## Exercise goal
Using the listing below, give the number of lines where "Vber" appears, and nothing else.

## Records provided
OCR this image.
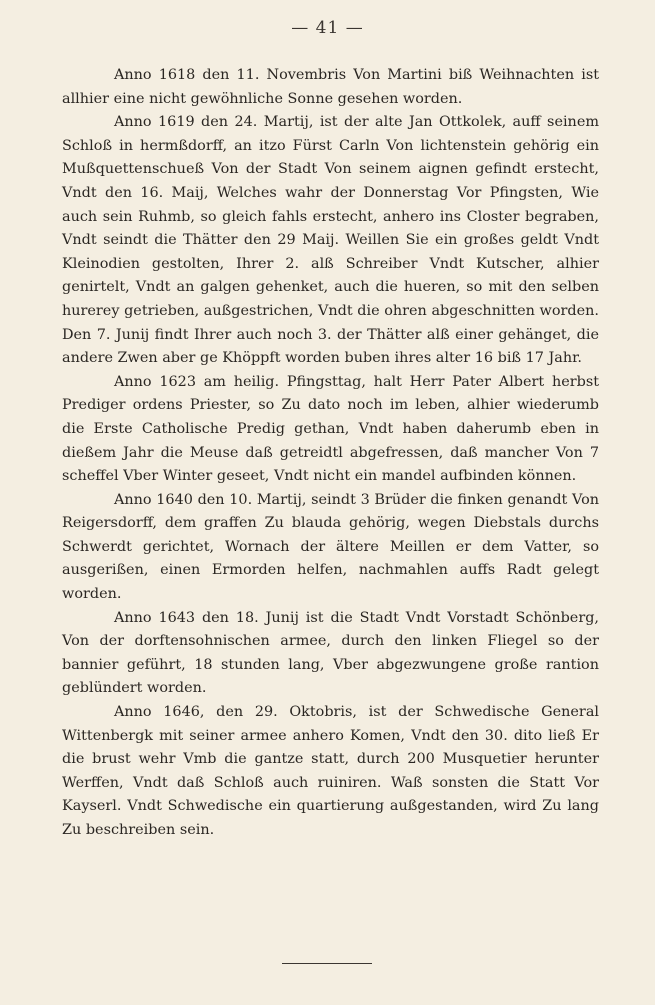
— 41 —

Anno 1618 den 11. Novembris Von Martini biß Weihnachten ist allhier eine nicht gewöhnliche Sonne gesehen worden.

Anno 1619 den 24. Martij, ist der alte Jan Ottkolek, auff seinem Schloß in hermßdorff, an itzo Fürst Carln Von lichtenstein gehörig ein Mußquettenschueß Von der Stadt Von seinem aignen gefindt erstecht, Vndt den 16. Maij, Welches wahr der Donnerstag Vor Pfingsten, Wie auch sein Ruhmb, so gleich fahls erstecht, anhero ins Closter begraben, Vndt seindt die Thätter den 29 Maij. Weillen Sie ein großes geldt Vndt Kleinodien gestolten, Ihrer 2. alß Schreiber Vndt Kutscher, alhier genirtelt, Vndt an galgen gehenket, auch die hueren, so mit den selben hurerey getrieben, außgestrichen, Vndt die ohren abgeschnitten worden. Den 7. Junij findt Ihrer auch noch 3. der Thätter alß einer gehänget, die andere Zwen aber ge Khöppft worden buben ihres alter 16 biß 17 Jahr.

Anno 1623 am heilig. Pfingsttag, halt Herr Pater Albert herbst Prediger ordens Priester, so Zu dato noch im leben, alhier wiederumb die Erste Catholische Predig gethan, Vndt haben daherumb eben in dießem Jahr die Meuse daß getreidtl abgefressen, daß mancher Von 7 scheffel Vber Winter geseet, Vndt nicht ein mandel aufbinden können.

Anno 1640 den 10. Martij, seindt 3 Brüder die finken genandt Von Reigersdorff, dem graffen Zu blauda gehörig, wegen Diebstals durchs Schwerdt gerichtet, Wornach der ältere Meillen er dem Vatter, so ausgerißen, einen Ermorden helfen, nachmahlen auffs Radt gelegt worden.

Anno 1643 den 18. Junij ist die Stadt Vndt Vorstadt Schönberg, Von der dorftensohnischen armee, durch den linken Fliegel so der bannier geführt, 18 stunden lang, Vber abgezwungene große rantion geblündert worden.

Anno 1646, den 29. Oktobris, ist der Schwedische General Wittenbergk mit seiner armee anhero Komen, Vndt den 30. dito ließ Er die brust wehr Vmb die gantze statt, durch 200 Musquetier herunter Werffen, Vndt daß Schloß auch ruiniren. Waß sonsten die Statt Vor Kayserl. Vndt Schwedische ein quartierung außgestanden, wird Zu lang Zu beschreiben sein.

## Expected answer
2